Source data.
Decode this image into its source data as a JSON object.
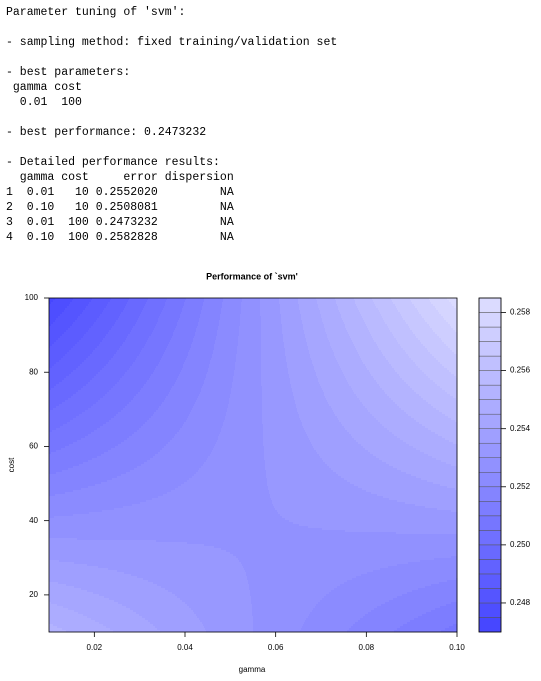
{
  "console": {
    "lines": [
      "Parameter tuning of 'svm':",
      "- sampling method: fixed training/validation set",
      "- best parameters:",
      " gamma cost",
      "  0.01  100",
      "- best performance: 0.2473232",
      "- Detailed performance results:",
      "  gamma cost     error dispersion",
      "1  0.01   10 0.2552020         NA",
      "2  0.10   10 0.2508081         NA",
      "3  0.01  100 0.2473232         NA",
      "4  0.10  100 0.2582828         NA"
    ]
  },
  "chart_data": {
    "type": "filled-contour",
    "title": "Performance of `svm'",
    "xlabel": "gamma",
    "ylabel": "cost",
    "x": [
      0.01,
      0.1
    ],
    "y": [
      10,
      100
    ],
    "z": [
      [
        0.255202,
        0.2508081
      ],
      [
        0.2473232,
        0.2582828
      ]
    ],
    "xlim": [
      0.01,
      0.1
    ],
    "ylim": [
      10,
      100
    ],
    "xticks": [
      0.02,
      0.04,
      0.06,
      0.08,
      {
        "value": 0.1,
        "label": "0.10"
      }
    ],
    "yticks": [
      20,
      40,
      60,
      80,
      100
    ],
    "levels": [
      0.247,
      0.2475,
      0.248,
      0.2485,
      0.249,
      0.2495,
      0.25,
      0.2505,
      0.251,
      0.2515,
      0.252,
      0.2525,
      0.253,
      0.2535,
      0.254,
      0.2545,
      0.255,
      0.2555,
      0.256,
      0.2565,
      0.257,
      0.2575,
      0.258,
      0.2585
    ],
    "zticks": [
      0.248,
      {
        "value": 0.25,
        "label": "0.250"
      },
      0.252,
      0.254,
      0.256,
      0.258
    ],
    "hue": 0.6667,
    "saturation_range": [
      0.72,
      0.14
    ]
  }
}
==
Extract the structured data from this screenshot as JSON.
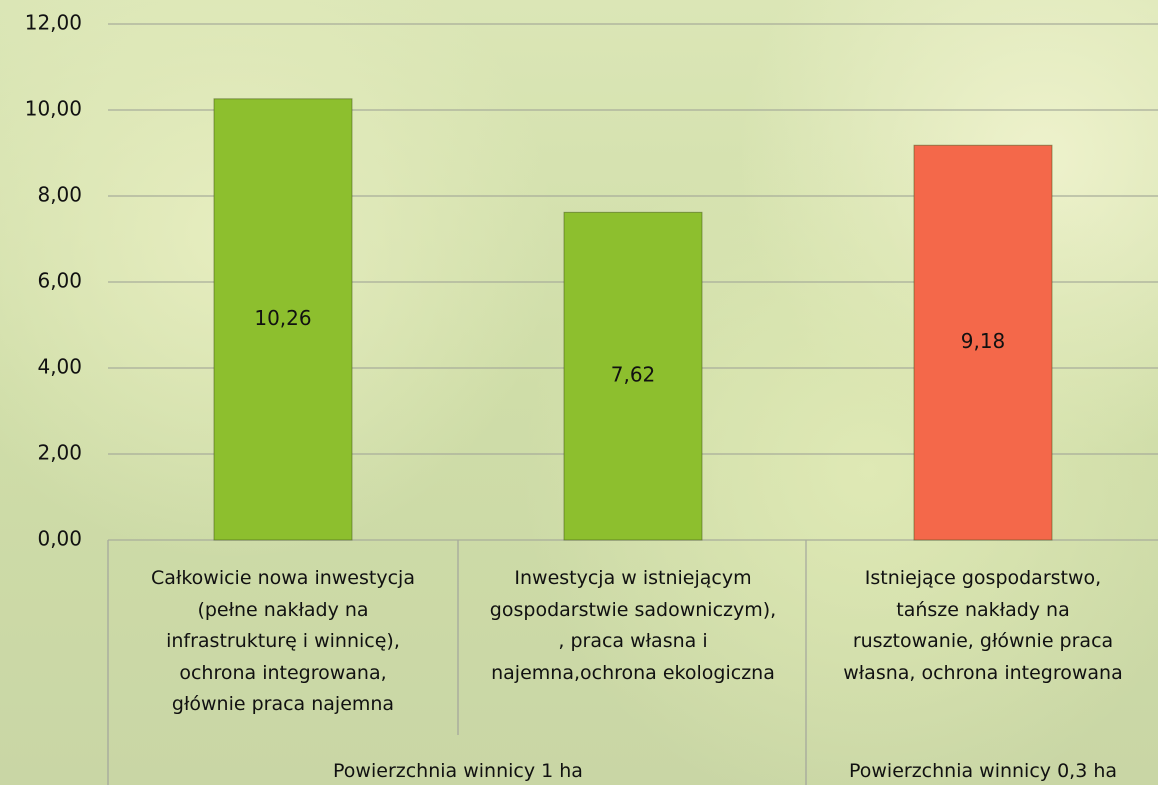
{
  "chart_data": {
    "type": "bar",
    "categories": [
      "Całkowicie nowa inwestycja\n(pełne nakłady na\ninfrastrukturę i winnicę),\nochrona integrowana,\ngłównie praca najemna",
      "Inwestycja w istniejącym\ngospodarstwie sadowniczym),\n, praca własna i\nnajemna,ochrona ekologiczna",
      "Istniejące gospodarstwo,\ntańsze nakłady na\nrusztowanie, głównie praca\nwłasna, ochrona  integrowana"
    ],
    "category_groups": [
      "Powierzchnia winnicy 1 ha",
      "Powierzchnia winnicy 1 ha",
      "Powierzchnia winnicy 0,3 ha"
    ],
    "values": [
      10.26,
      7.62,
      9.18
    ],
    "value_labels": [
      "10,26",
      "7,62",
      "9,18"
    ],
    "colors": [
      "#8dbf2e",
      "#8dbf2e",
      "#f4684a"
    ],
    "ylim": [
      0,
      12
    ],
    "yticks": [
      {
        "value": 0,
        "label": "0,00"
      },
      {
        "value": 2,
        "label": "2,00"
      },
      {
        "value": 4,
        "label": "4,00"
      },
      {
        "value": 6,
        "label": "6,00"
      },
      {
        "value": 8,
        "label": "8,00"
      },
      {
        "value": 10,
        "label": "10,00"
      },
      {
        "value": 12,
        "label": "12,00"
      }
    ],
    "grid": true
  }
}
* * *
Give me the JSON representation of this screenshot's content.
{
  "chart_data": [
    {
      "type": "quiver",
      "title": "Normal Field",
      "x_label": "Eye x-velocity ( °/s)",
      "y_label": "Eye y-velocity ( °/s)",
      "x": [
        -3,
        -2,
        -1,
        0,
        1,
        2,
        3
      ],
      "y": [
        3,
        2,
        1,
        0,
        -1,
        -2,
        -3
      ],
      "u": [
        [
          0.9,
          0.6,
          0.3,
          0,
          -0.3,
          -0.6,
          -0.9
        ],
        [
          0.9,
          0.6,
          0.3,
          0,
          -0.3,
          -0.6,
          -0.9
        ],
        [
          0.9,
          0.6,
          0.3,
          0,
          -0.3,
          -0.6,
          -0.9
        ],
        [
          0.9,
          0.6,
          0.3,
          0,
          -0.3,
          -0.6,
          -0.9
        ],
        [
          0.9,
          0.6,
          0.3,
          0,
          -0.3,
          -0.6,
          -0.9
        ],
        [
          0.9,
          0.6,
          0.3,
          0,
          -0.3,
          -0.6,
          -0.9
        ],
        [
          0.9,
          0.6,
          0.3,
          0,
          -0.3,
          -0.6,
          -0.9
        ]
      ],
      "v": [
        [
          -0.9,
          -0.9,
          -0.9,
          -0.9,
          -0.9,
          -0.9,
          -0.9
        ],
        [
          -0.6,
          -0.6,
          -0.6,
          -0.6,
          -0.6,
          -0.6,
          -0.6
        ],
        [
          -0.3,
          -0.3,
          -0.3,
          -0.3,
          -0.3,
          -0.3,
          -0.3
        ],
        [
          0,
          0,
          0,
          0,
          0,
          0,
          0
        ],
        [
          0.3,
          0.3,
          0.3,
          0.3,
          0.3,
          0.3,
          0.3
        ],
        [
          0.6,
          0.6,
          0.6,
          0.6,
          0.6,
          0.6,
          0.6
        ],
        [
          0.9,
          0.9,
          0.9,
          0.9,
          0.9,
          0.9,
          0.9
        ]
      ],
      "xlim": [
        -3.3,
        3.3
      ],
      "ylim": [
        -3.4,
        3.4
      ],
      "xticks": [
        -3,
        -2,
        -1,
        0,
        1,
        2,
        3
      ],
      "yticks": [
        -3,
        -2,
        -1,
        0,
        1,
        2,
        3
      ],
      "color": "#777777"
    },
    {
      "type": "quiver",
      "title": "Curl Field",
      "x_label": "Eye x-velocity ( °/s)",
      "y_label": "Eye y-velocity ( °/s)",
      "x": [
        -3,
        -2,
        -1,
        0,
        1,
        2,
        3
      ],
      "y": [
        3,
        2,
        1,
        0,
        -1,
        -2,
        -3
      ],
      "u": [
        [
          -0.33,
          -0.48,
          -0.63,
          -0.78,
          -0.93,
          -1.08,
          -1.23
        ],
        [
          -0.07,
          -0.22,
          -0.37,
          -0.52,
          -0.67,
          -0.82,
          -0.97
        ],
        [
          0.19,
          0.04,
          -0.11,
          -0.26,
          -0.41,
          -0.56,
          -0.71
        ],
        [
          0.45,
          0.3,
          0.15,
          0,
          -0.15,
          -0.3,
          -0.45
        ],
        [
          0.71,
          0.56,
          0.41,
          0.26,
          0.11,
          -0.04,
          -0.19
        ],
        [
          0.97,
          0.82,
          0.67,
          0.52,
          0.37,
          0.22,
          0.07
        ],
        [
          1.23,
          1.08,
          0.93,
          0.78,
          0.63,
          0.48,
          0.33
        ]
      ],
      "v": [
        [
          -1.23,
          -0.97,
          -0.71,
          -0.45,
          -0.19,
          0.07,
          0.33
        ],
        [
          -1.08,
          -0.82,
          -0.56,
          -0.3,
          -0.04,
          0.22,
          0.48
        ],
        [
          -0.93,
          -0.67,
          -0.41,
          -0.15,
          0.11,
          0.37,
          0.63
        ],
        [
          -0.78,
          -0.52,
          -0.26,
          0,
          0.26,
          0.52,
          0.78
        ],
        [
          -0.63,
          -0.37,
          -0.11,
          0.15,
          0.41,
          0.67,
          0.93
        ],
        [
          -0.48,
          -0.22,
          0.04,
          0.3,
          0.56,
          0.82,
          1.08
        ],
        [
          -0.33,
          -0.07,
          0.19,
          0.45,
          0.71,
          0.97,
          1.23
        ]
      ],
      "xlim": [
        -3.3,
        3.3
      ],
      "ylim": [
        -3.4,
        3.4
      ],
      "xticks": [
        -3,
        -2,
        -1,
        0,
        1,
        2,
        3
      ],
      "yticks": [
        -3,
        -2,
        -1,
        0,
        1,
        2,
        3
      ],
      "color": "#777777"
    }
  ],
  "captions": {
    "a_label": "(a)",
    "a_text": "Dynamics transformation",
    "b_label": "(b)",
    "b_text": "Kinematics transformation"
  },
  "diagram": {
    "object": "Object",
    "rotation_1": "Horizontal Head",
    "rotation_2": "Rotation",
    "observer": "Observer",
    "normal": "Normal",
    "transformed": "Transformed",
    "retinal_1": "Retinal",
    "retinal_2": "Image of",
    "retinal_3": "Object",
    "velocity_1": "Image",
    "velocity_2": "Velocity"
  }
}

Stated problem. Gather each line in the data that holds the string "screenshot".

Completed exercise.
Extract the structured data from this screenshot as JSON.
Give me the JSON representation of this screenshot's content.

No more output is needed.